- WHAT IS REQUIRED
Copy all lines holding the word "Pony" from the entries.

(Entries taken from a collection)
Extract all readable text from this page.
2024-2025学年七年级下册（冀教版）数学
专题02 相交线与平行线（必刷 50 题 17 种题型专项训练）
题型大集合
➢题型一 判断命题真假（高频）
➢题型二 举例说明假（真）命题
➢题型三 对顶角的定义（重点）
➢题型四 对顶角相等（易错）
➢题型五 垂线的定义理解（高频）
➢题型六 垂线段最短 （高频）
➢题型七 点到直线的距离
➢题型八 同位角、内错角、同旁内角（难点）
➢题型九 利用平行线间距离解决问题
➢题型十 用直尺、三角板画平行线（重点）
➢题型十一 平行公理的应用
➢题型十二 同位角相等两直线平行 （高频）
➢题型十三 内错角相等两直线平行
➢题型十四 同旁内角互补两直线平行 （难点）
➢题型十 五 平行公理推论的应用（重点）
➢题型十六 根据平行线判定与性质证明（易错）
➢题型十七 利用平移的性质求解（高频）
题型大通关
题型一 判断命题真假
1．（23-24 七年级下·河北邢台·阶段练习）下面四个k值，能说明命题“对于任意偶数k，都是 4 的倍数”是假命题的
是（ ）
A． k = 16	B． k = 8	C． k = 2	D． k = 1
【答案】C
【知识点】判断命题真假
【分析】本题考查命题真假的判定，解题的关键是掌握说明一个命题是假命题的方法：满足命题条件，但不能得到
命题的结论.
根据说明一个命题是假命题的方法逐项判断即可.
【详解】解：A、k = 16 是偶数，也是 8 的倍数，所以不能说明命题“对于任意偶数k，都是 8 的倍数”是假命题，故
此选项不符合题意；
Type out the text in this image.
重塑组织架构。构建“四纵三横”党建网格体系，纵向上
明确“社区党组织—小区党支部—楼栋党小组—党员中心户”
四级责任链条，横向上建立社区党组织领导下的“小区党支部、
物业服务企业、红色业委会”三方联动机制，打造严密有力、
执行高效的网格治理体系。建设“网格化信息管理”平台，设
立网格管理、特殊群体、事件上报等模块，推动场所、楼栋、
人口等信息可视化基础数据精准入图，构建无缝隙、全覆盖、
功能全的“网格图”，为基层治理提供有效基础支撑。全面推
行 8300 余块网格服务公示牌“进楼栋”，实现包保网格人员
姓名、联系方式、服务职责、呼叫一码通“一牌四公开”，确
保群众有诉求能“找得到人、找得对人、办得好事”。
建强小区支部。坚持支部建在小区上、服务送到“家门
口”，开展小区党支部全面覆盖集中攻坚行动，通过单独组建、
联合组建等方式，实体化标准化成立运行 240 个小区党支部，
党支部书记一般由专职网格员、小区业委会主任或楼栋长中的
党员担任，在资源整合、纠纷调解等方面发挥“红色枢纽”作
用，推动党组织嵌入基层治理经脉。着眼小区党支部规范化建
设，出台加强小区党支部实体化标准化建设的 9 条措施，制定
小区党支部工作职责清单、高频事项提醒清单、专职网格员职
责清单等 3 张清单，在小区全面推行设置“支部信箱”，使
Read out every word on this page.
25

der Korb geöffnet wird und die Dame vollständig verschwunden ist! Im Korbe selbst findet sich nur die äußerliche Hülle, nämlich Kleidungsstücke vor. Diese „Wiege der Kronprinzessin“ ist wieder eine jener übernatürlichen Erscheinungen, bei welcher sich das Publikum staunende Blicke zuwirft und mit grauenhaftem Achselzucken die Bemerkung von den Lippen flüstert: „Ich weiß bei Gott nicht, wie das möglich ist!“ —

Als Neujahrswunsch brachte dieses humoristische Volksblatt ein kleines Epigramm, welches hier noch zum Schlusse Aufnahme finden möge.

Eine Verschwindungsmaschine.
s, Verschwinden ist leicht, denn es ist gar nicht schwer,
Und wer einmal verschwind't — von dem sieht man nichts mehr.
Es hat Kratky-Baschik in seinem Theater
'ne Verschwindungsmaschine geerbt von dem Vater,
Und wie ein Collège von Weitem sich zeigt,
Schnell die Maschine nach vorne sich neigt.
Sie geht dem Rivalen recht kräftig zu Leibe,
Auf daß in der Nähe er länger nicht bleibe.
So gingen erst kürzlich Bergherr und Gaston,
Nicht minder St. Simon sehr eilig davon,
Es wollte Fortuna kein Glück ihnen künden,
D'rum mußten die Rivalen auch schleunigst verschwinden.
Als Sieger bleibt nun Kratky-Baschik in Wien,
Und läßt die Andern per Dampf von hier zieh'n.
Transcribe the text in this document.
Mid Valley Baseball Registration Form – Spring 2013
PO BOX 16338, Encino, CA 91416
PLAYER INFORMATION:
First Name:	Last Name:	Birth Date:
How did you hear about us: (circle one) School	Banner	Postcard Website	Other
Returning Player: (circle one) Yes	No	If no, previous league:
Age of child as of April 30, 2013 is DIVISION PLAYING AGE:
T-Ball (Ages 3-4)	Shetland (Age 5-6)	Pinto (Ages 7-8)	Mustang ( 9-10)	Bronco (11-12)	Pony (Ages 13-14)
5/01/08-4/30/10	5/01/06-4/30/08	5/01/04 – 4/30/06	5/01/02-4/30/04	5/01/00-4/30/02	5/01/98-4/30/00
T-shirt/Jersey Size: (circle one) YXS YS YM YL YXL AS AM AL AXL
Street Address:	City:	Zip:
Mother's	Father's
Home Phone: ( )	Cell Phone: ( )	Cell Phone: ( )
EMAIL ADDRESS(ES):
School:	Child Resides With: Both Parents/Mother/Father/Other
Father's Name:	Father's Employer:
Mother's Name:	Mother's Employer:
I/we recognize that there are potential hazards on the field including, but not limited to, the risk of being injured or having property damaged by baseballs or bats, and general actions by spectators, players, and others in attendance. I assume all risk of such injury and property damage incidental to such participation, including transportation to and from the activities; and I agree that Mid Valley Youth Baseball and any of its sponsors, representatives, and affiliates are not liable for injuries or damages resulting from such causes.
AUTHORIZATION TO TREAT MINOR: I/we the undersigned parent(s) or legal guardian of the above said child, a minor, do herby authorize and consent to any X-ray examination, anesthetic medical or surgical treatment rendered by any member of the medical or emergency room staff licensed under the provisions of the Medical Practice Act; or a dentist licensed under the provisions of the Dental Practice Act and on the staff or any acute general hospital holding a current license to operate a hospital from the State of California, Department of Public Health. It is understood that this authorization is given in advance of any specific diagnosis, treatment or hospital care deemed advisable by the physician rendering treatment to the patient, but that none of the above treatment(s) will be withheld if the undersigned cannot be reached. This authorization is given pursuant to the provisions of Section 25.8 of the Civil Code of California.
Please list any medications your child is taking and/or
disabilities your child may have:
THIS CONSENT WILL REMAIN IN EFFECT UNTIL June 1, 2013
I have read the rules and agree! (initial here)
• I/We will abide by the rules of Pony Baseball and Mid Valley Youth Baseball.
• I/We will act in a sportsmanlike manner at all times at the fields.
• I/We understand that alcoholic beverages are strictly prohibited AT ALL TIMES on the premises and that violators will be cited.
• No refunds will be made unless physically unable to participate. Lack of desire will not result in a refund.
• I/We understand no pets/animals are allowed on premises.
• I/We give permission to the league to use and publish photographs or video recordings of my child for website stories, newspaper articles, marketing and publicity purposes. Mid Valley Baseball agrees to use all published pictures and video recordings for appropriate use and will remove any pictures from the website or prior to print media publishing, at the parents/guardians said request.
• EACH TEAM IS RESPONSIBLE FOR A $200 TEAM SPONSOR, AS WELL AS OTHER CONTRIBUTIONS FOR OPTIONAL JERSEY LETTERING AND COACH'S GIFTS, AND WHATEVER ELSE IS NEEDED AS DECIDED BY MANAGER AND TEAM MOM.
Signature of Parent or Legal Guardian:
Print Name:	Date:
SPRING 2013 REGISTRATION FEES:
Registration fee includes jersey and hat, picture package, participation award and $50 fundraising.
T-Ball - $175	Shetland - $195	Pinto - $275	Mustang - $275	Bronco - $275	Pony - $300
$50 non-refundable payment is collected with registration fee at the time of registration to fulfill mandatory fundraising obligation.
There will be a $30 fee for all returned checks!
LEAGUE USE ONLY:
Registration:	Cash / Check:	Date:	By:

- ANSWER TO THIS TASK
T-Ball (Ages 3-4)	Shetland (Age 5-6)	Pinto (Ages 7-8)	Mustang ( 9-10)	Bronco (11-12)	Pony (Ages 13-14)
• I/We will abide by the rules of Pony Baseball and Mid Valley Youth Baseball.
T-Ball - $175	Shetland - $195	Pinto - $275	Mustang - $275	Bronco - $275	Pony - $300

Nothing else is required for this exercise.